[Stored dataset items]

^^^^^^^^^^^^^^^^

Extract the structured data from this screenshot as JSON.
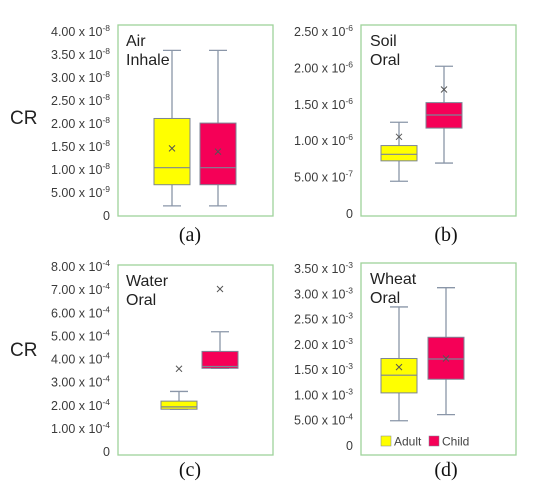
{
  "y_axis_label": "CR",
  "legend": [
    {
      "label": "Adult",
      "color": "#ffff00"
    },
    {
      "label": "Child",
      "color": "#f50057"
    }
  ],
  "colors": {
    "frame": "#9fd39a",
    "whisker": "#8a96a8",
    "edge": "#7c8595"
  },
  "chart_data": [
    {
      "type": "boxplot",
      "panel_label": "(a)",
      "title_lines": [
        "Air",
        "Inhale"
      ],
      "ylim": [
        0,
        4e-08
      ],
      "yticks": [
        {
          "value": 4e-08,
          "mantissa": "4.00 x 10",
          "exp": "-8"
        },
        {
          "value": 3.5e-08,
          "mantissa": "3.50 x 10",
          "exp": "-8"
        },
        {
          "value": 3e-08,
          "mantissa": "3.00 x 10",
          "exp": "-8"
        },
        {
          "value": 2.5e-08,
          "mantissa": "2.50 x 10",
          "exp": "-8"
        },
        {
          "value": 2e-08,
          "mantissa": "2.00 x 10",
          "exp": "-8"
        },
        {
          "value": 1.5e-08,
          "mantissa": "1.50 x 10",
          "exp": "-8"
        },
        {
          "value": 1e-08,
          "mantissa": "1.00 x 10",
          "exp": "-8"
        },
        {
          "value": 5e-09,
          "mantissa": "5.00 x 10",
          "exp": "-9"
        },
        {
          "value": 0,
          "mantissa": "0",
          "exp": ""
        }
      ],
      "series": [
        {
          "name": "Adult",
          "min": 2.2e-09,
          "q1": 6.8e-09,
          "median": 1.05e-08,
          "q3": 2.12e-08,
          "max": 3.6e-08,
          "mean": 1.47e-08
        },
        {
          "name": "Child",
          "min": 2.2e-09,
          "q1": 6.8e-09,
          "median": 1.05e-08,
          "q3": 2.02e-08,
          "max": 3.6e-08,
          "mean": 1.4e-08
        }
      ]
    },
    {
      "type": "boxplot",
      "panel_label": "(b)",
      "title_lines": [
        "Soil",
        "Oral"
      ],
      "ylim": [
        0,
        2.5e-06
      ],
      "yticks": [
        {
          "value": 2.5e-06,
          "mantissa": "2.50 x 10",
          "exp": "-6"
        },
        {
          "value": 2e-06,
          "mantissa": "2.00 x 10",
          "exp": "-6"
        },
        {
          "value": 1.5e-06,
          "mantissa": "1.50 x 10",
          "exp": "-6"
        },
        {
          "value": 1e-06,
          "mantissa": "1.00 x 10",
          "exp": "-6"
        },
        {
          "value": 5e-07,
          "mantissa": "5.00 x 10",
          "exp": "-7"
        },
        {
          "value": 0,
          "mantissa": "0",
          "exp": ""
        }
      ],
      "series": [
        {
          "name": "Adult",
          "min": 4.5e-07,
          "q1": 7.3e-07,
          "median": 8.2e-07,
          "q3": 9.4e-07,
          "max": 1.26e-06,
          "mean": 1.06e-06
        },
        {
          "name": "Child",
          "min": 7e-07,
          "q1": 1.18e-06,
          "median": 1.36e-06,
          "q3": 1.53e-06,
          "max": 2.03e-06,
          "mean": 1.71e-06
        }
      ]
    },
    {
      "type": "boxplot",
      "panel_label": "(c)",
      "title_lines": [
        "Water",
        "Oral"
      ],
      "ylim": [
        0,
        0.0008
      ],
      "yticks": [
        {
          "value": 0.0008,
          "mantissa": "8.00 x 10",
          "exp": "-4"
        },
        {
          "value": 0.0007,
          "mantissa": "7.00 x 10",
          "exp": "-4"
        },
        {
          "value": 0.0006,
          "mantissa": "6.00 x 10",
          "exp": "-4"
        },
        {
          "value": 0.0005,
          "mantissa": "5.00 x 10",
          "exp": "-4"
        },
        {
          "value": 0.0004,
          "mantissa": "4.00 x 10",
          "exp": "-4"
        },
        {
          "value": 0.0003,
          "mantissa": "3.00 x 10",
          "exp": "-4"
        },
        {
          "value": 0.0002,
          "mantissa": "2.00 x 10",
          "exp": "-4"
        },
        {
          "value": 0.0001,
          "mantissa": "1.00 x 10",
          "exp": "-4"
        },
        {
          "value": 0,
          "mantissa": "0",
          "exp": ""
        }
      ],
      "series": [
        {
          "name": "Adult",
          "min": 0.000185,
          "q1": 0.000185,
          "median": 0.000195,
          "q3": 0.00022,
          "max": 0.000262,
          "mean": 0.00036
        },
        {
          "name": "Child",
          "min": 0.000362,
          "q1": 0.000362,
          "median": 0.00037,
          "q3": 0.000435,
          "max": 0.00052,
          "mean": 0.000705
        }
      ]
    },
    {
      "type": "boxplot",
      "panel_label": "(d)",
      "title_lines": [
        "Wheat",
        "Oral"
      ],
      "ylim": [
        0,
        0.0035
      ],
      "yticks": [
        {
          "value": 0.0035,
          "mantissa": "3.50 x 10",
          "exp": "-3"
        },
        {
          "value": 0.003,
          "mantissa": "3.00 x 10",
          "exp": "-3"
        },
        {
          "value": 0.0025,
          "mantissa": "2.50 x 10",
          "exp": "-3"
        },
        {
          "value": 0.002,
          "mantissa": "2.00 x 10",
          "exp": "-3"
        },
        {
          "value": 0.0015,
          "mantissa": "1.50 x 10",
          "exp": "-3"
        },
        {
          "value": 0.001,
          "mantissa": "1.00 x 10",
          "exp": "-3"
        },
        {
          "value": 0.0005,
          "mantissa": "5.00 x 10",
          "exp": "-4"
        },
        {
          "value": 0,
          "mantissa": "0",
          "exp": ""
        }
      ],
      "series": [
        {
          "name": "Adult",
          "min": 0.0005,
          "q1": 0.00105,
          "median": 0.0014,
          "q3": 0.00173,
          "max": 0.00275,
          "mean": 0.00156
        },
        {
          "name": "Child",
          "min": 0.00062,
          "q1": 0.00132,
          "median": 0.00172,
          "q3": 0.00215,
          "max": 0.00313,
          "mean": 0.00173
        }
      ]
    }
  ]
}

^^^^^^^^^^^^^^^^

▶ **Request**
Working from the lines above, reproduce the material exactly and exclude its pictures.

▶ **Solution below**
Extract the structured data from this screenshot as JSON.
{
  "y_axis_label": "CR",
  "legend": [
    {
      "label": "Adult",
      "color": "#ffff00"
    },
    {
      "label": "Child",
      "color": "#f50057"
    }
  ],
  "colors": {
    "frame": "#9fd39a",
    "whisker": "#8a96a8",
    "edge": "#7c8595"
  },
  "chart_data": [
    {
      "type": "boxplot",
      "panel_label": "(a)",
      "title_lines": [
        "Air",
        "Inhale"
      ],
      "ylim": [
        0,
        4e-08
      ],
      "yticks": [
        {
          "value": 4e-08,
          "mantissa": "4.00 x 10",
          "exp": "-8"
        },
        {
          "value": 3.5e-08,
          "mantissa": "3.50 x 10",
          "exp": "-8"
        },
        {
          "value": 3e-08,
          "mantissa": "3.00 x 10",
          "exp": "-8"
        },
        {
          "value": 2.5e-08,
          "mantissa": "2.50 x 10",
          "exp": "-8"
        },
        {
          "value": 2e-08,
          "mantissa": "2.00 x 10",
          "exp": "-8"
        },
        {
          "value": 1.5e-08,
          "mantissa": "1.50 x 10",
          "exp": "-8"
        },
        {
          "value": 1e-08,
          "mantissa": "1.00 x 10",
          "exp": "-8"
        },
        {
          "value": 5e-09,
          "mantissa": "5.00 x 10",
          "exp": "-9"
        },
        {
          "value": 0,
          "mantissa": "0",
          "exp": ""
        }
      ],
      "series": [
        {
          "name": "Adult",
          "min": 2.2e-09,
          "q1": 6.8e-09,
          "median": 1.05e-08,
          "q3": 2.12e-08,
          "max": 3.6e-08,
          "mean": 1.47e-08
        },
        {
          "name": "Child",
          "min": 2.2e-09,
          "q1": 6.8e-09,
          "median": 1.05e-08,
          "q3": 2.02e-08,
          "max": 3.6e-08,
          "mean": 1.4e-08
        }
      ]
    },
    {
      "type": "boxplot",
      "panel_label": "(b)",
      "title_lines": [
        "Soil",
        "Oral"
      ],
      "ylim": [
        0,
        2.5e-06
      ],
      "yticks": [
        {
          "value": 2.5e-06,
          "mantissa": "2.50 x 10",
          "exp": "-6"
        },
        {
          "value": 2e-06,
          "mantissa": "2.00 x 10",
          "exp": "-6"
        },
        {
          "value": 1.5e-06,
          "mantissa": "1.50 x 10",
          "exp": "-6"
        },
        {
          "value": 1e-06,
          "mantissa": "1.00 x 10",
          "exp": "-6"
        },
        {
          "value": 5e-07,
          "mantissa": "5.00 x 10",
          "exp": "-7"
        },
        {
          "value": 0,
          "mantissa": "0",
          "exp": ""
        }
      ],
      "series": [
        {
          "name": "Adult",
          "min": 4.5e-07,
          "q1": 7.3e-07,
          "median": 8.2e-07,
          "q3": 9.4e-07,
          "max": 1.26e-06,
          "mean": 1.06e-06
        },
        {
          "name": "Child",
          "min": 7e-07,
          "q1": 1.18e-06,
          "median": 1.36e-06,
          "q3": 1.53e-06,
          "max": 2.03e-06,
          "mean": 1.71e-06
        }
      ]
    },
    {
      "type": "boxplot",
      "panel_label": "(c)",
      "title_lines": [
        "Water",
        "Oral"
      ],
      "ylim": [
        0,
        0.0008
      ],
      "yticks": [
        {
          "value": 0.0008,
          "mantissa": "8.00 x 10",
          "exp": "-4"
        },
        {
          "value": 0.0007,
          "mantissa": "7.00 x 10",
          "exp": "-4"
        },
        {
          "value": 0.0006,
          "mantissa": "6.00 x 10",
          "exp": "-4"
        },
        {
          "value": 0.0005,
          "mantissa": "5.00 x 10",
          "exp": "-4"
        },
        {
          "value": 0.0004,
          "mantissa": "4.00 x 10",
          "exp": "-4"
        },
        {
          "value": 0.0003,
          "mantissa": "3.00 x 10",
          "exp": "-4"
        },
        {
          "value": 0.0002,
          "mantissa": "2.00 x 10",
          "exp": "-4"
        },
        {
          "value": 0.0001,
          "mantissa": "1.00 x 10",
          "exp": "-4"
        },
        {
          "value": 0,
          "mantissa": "0",
          "exp": ""
        }
      ],
      "series": [
        {
          "name": "Adult",
          "min": 0.000185,
          "q1": 0.000185,
          "median": 0.000195,
          "q3": 0.00022,
          "max": 0.000262,
          "mean": 0.00036
        },
        {
          "name": "Child",
          "min": 0.000362,
          "q1": 0.000362,
          "median": 0.00037,
          "q3": 0.000435,
          "max": 0.00052,
          "mean": 0.000705
        }
      ]
    },
    {
      "type": "boxplot",
      "panel_label": "(d)",
      "title_lines": [
        "Wheat",
        "Oral"
      ],
      "ylim": [
        0,
        0.0035
      ],
      "yticks": [
        {
          "value": 0.0035,
          "mantissa": "3.50 x 10",
          "exp": "-3"
        },
        {
          "value": 0.003,
          "mantissa": "3.00 x 10",
          "exp": "-3"
        },
        {
          "value": 0.0025,
          "mantissa": "2.50 x 10",
          "exp": "-3"
        },
        {
          "value": 0.002,
          "mantissa": "2.00 x 10",
          "exp": "-3"
        },
        {
          "value": 0.0015,
          "mantissa": "1.50 x 10",
          "exp": "-3"
        },
        {
          "value": 0.001,
          "mantissa": "1.00 x 10",
          "exp": "-3"
        },
        {
          "value": 0.0005,
          "mantissa": "5.00 x 10",
          "exp": "-4"
        },
        {
          "value": 0,
          "mantissa": "0",
          "exp": ""
        }
      ],
      "series": [
        {
          "name": "Adult",
          "min": 0.0005,
          "q1": 0.00105,
          "median": 0.0014,
          "q3": 0.00173,
          "max": 0.00275,
          "mean": 0.00156
        },
        {
          "name": "Child",
          "min": 0.00062,
          "q1": 0.00132,
          "median": 0.00172,
          "q3": 0.00215,
          "max": 0.00313,
          "mean": 0.00173
        }
      ]
    }
  ]
}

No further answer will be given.